**Items:**
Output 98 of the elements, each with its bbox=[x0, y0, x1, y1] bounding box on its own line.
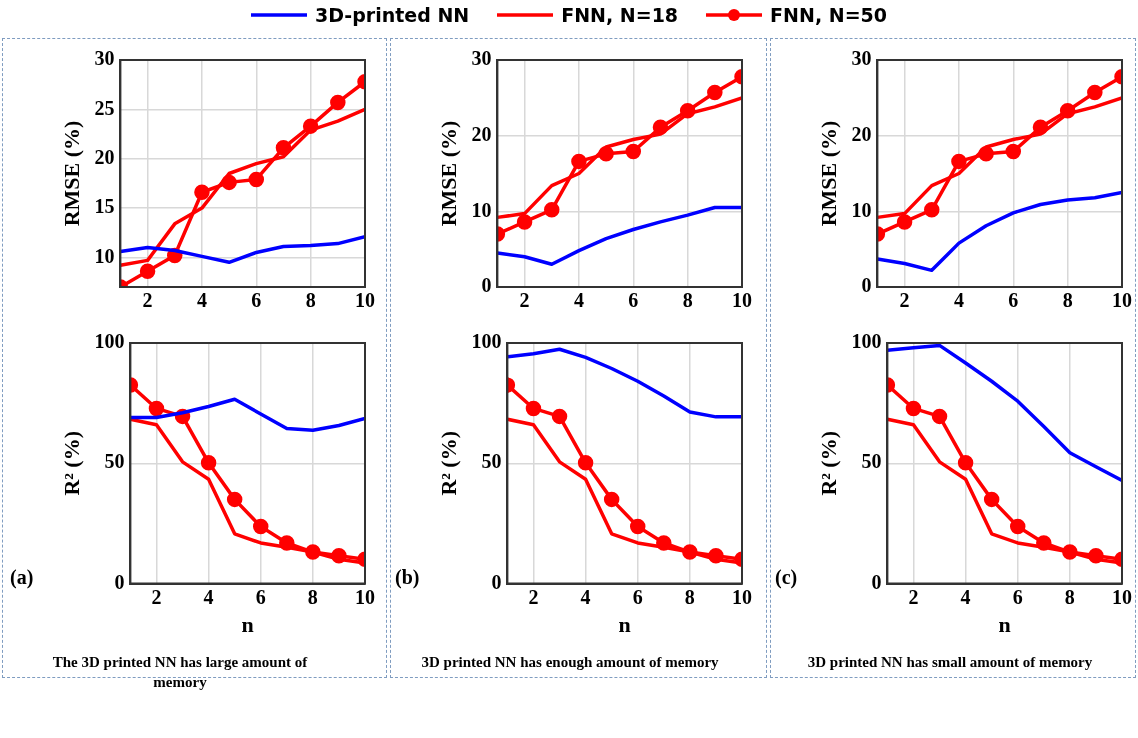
x-tick-label: 6 bbox=[255, 585, 266, 608]
y-axis-title: R² (%) bbox=[435, 430, 461, 496]
y-tick-label: 0 bbox=[871, 570, 882, 593]
y-tick-label: 25 bbox=[94, 96, 115, 119]
y-tick-label: 10 bbox=[851, 198, 872, 221]
x-tick-label: 4 bbox=[573, 289, 584, 312]
point bbox=[226, 491, 243, 508]
y-tick-label: 20 bbox=[94, 145, 115, 168]
point bbox=[603, 491, 620, 508]
text: (b) bbox=[395, 566, 420, 589]
y-tick-label: 15 bbox=[94, 195, 115, 218]
legend-label: FNN, N=50 bbox=[770, 4, 887, 26]
x-axis-title: n bbox=[241, 612, 254, 638]
text: (a) bbox=[10, 566, 34, 589]
x-tick-label: 2 bbox=[528, 585, 539, 608]
y-tick-label: 20 bbox=[471, 122, 492, 145]
point bbox=[200, 455, 217, 471]
y-tick-label: 30 bbox=[851, 47, 872, 70]
y-tick-label: 50 bbox=[104, 450, 125, 473]
x-tick-label: 6 bbox=[251, 289, 262, 312]
point bbox=[252, 518, 269, 535]
point bbox=[139, 263, 156, 279]
x-tick-label: 2 bbox=[908, 585, 919, 608]
x-tick-label: 10 bbox=[355, 585, 375, 608]
x-tick-label: 6 bbox=[1008, 289, 1019, 312]
y-tick-label: 10 bbox=[94, 244, 115, 267]
x-tick-label: 8 bbox=[307, 585, 318, 608]
x-tick-label: 2 bbox=[899, 289, 910, 312]
point bbox=[544, 202, 560, 218]
x-tick-label: 4 bbox=[953, 289, 964, 312]
point bbox=[516, 214, 533, 230]
y-tick-label: 30 bbox=[94, 47, 115, 70]
x-axis-title: n bbox=[998, 612, 1011, 638]
y-tick-label: 0 bbox=[481, 274, 492, 297]
x-tick-label: 2 bbox=[151, 585, 162, 608]
text: (c) bbox=[775, 566, 798, 589]
x-tick-label: 4 bbox=[580, 585, 591, 608]
y-tick-label: 100 bbox=[94, 330, 125, 353]
x-tick-label: 10 bbox=[1112, 289, 1132, 312]
y-tick-label: 20 bbox=[851, 122, 872, 145]
y-tick-label: 50 bbox=[861, 450, 882, 473]
x-tick-label: 8 bbox=[305, 289, 316, 312]
x-tick-label: 6 bbox=[632, 585, 643, 608]
legend-label: 3D-printed NN bbox=[314, 4, 470, 26]
point bbox=[330, 94, 346, 111]
y-tick-label: 0 bbox=[114, 570, 125, 593]
point bbox=[148, 400, 165, 417]
x-tick-label: 10 bbox=[1112, 585, 1132, 608]
x-axis-title: n bbox=[618, 612, 631, 638]
text: 3D printed NN has enough amount of memory bbox=[420, 653, 720, 672]
text: The 3D printed NN has large amount of memory bbox=[51, 653, 309, 692]
x-tick-label: 10 bbox=[732, 289, 752, 312]
x-tick-label: 2 bbox=[142, 289, 153, 312]
point bbox=[951, 153, 967, 170]
point bbox=[896, 214, 913, 230]
y-tick-label: 100 bbox=[851, 330, 882, 353]
text: 3D printed NN has small amount of memory bbox=[806, 653, 1094, 672]
point bbox=[625, 143, 642, 160]
y-axis-title: RMSE (%) bbox=[815, 120, 841, 227]
y-axis-title: RMSE (%) bbox=[435, 120, 461, 227]
point bbox=[905, 400, 922, 417]
point bbox=[1005, 143, 1022, 160]
point bbox=[551, 408, 568, 425]
point bbox=[577, 455, 594, 471]
point bbox=[931, 408, 948, 425]
y-axis-title: R² (%) bbox=[815, 430, 841, 496]
point bbox=[194, 184, 210, 200]
x-tick-label: 4 bbox=[196, 289, 207, 312]
point bbox=[707, 84, 723, 101]
x-tick-label: 4 bbox=[960, 585, 971, 608]
x-tick-label: 10 bbox=[732, 585, 752, 608]
x-tick-label: 2 bbox=[519, 289, 530, 312]
x-tick-label: 8 bbox=[1062, 289, 1073, 312]
x-tick-label: 10 bbox=[355, 289, 375, 312]
point bbox=[571, 153, 587, 170]
x-tick-label: 6 bbox=[628, 289, 639, 312]
y-tick-label: 0 bbox=[491, 570, 502, 593]
point bbox=[1087, 84, 1103, 101]
point bbox=[248, 171, 265, 188]
point bbox=[1009, 518, 1026, 535]
x-tick-label: 8 bbox=[1064, 585, 1075, 608]
y-tick-label: 30 bbox=[471, 47, 492, 70]
x-tick-label: 8 bbox=[684, 585, 695, 608]
point bbox=[525, 400, 542, 417]
y-tick-label: 100 bbox=[471, 330, 502, 353]
legend-label: FNN, N=18 bbox=[561, 4, 679, 26]
point bbox=[924, 202, 940, 218]
y-axis-title: R² (%) bbox=[58, 430, 84, 496]
point bbox=[957, 455, 974, 471]
y-tick-label: 50 bbox=[481, 450, 502, 473]
point bbox=[983, 491, 1000, 508]
point bbox=[629, 518, 646, 535]
x-tick-label: 6 bbox=[1012, 585, 1023, 608]
y-axis-title: RMSE (%) bbox=[58, 120, 84, 227]
y-tick-label: 10 bbox=[471, 198, 492, 221]
x-tick-label: 4 bbox=[203, 585, 214, 608]
y-tick-label: 0 bbox=[861, 274, 872, 297]
x-tick-label: 8 bbox=[682, 289, 693, 312]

**Stated problem:**
Return every line of the material above word for word, but leave out the pictures.

**Response:**
Output 98 of the elements, each with its bbox=[x0, y0, x1, y1] bounding box on its own line.
x-tick-label: 6 bbox=[255, 585, 266, 608]
y-axis-title: R² (%) bbox=[435, 430, 461, 496]
y-tick-label: 0 bbox=[871, 570, 882, 593]
y-tick-label: 25 bbox=[94, 96, 115, 119]
y-tick-label: 10 bbox=[851, 198, 872, 221]
x-tick-label: 4 bbox=[573, 289, 584, 312]
point bbox=[226, 491, 243, 508]
y-tick-label: 20 bbox=[94, 145, 115, 168]
point bbox=[603, 491, 620, 508]
text: (b) bbox=[395, 566, 420, 589]
y-tick-label: 15 bbox=[94, 195, 115, 218]
legend-label: FNN, N=50 bbox=[770, 4, 887, 26]
x-axis-title: n bbox=[241, 612, 254, 638]
text: (a) bbox=[10, 566, 34, 589]
x-tick-label: 2 bbox=[528, 585, 539, 608]
y-tick-label: 20 bbox=[471, 122, 492, 145]
point bbox=[200, 455, 217, 471]
y-tick-label: 30 bbox=[851, 47, 872, 70]
y-tick-label: 50 bbox=[104, 450, 125, 473]
x-tick-label: 6 bbox=[251, 289, 262, 312]
point bbox=[252, 518, 269, 535]
point bbox=[139, 263, 156, 279]
x-tick-label: 2 bbox=[908, 585, 919, 608]
x-tick-label: 10 bbox=[355, 585, 375, 608]
x-tick-label: 6 bbox=[1008, 289, 1019, 312]
y-tick-label: 10 bbox=[94, 244, 115, 267]
x-tick-label: 8 bbox=[307, 585, 318, 608]
x-tick-label: 2 bbox=[899, 289, 910, 312]
point bbox=[544, 202, 560, 218]
x-tick-label: 4 bbox=[953, 289, 964, 312]
point bbox=[516, 214, 533, 230]
y-tick-label: 30 bbox=[94, 47, 115, 70]
x-axis-title: n bbox=[998, 612, 1011, 638]
y-tick-label: 0 bbox=[481, 274, 492, 297]
x-tick-label: 2 bbox=[151, 585, 162, 608]
text: (c) bbox=[775, 566, 798, 589]
x-tick-label: 4 bbox=[580, 585, 591, 608]
y-tick-label: 100 bbox=[94, 330, 125, 353]
x-tick-label: 10 bbox=[1112, 289, 1132, 312]
y-tick-label: 20 bbox=[851, 122, 872, 145]
y-tick-label: 50 bbox=[861, 450, 882, 473]
x-tick-label: 8 bbox=[305, 289, 316, 312]
x-tick-label: 6 bbox=[632, 585, 643, 608]
legend-label: 3D-printed NN bbox=[314, 4, 470, 26]
point bbox=[330, 94, 346, 111]
y-tick-label: 0 bbox=[114, 570, 125, 593]
point bbox=[148, 400, 165, 417]
x-tick-label: 10 bbox=[1112, 585, 1132, 608]
x-axis-title: n bbox=[618, 612, 631, 638]
text: 3D printed NN has enough amount of memory bbox=[420, 653, 720, 672]
text: The 3D printed NN has large amount of memory bbox=[51, 653, 309, 692]
x-tick-label: 10 bbox=[732, 289, 752, 312]
x-tick-label: 2 bbox=[142, 289, 153, 312]
point bbox=[951, 153, 967, 170]
point bbox=[896, 214, 913, 230]
y-tick-label: 100 bbox=[851, 330, 882, 353]
text: 3D printed NN has small amount of memory bbox=[806, 653, 1094, 672]
point bbox=[625, 143, 642, 160]
y-axis-title: RMSE (%) bbox=[815, 120, 841, 227]
y-axis-title: RMSE (%) bbox=[435, 120, 461, 227]
point bbox=[905, 400, 922, 417]
point bbox=[1005, 143, 1022, 160]
point bbox=[551, 408, 568, 425]
point bbox=[577, 455, 594, 471]
point bbox=[931, 408, 948, 425]
y-axis-title: R² (%) bbox=[815, 430, 841, 496]
point bbox=[194, 184, 210, 200]
x-tick-label: 4 bbox=[196, 289, 207, 312]
point bbox=[707, 84, 723, 101]
x-tick-label: 4 bbox=[960, 585, 971, 608]
x-tick-label: 10 bbox=[732, 585, 752, 608]
x-tick-label: 2 bbox=[519, 289, 530, 312]
x-tick-label: 8 bbox=[1062, 289, 1073, 312]
x-tick-label: 10 bbox=[355, 289, 375, 312]
point bbox=[571, 153, 587, 170]
x-tick-label: 6 bbox=[628, 289, 639, 312]
y-tick-label: 0 bbox=[491, 570, 502, 593]
point bbox=[1087, 84, 1103, 101]
point bbox=[248, 171, 265, 188]
point bbox=[1009, 518, 1026, 535]
x-tick-label: 8 bbox=[1064, 585, 1075, 608]
y-tick-label: 30 bbox=[471, 47, 492, 70]
x-tick-label: 8 bbox=[684, 585, 695, 608]
point bbox=[525, 400, 542, 417]
y-tick-label: 100 bbox=[471, 330, 502, 353]
legend-label: FNN, N=18 bbox=[561, 4, 679, 26]
point bbox=[924, 202, 940, 218]
y-axis-title: R² (%) bbox=[58, 430, 84, 496]
point bbox=[957, 455, 974, 471]
y-tick-label: 50 bbox=[481, 450, 502, 473]
point bbox=[983, 491, 1000, 508]
point bbox=[629, 518, 646, 535]
x-tick-label: 6 bbox=[1012, 585, 1023, 608]
y-axis-title: RMSE (%) bbox=[58, 120, 84, 227]
y-tick-label: 10 bbox=[471, 198, 492, 221]
x-tick-label: 4 bbox=[203, 585, 214, 608]
y-tick-label: 0 bbox=[861, 274, 872, 297]
x-tick-label: 8 bbox=[682, 289, 693, 312]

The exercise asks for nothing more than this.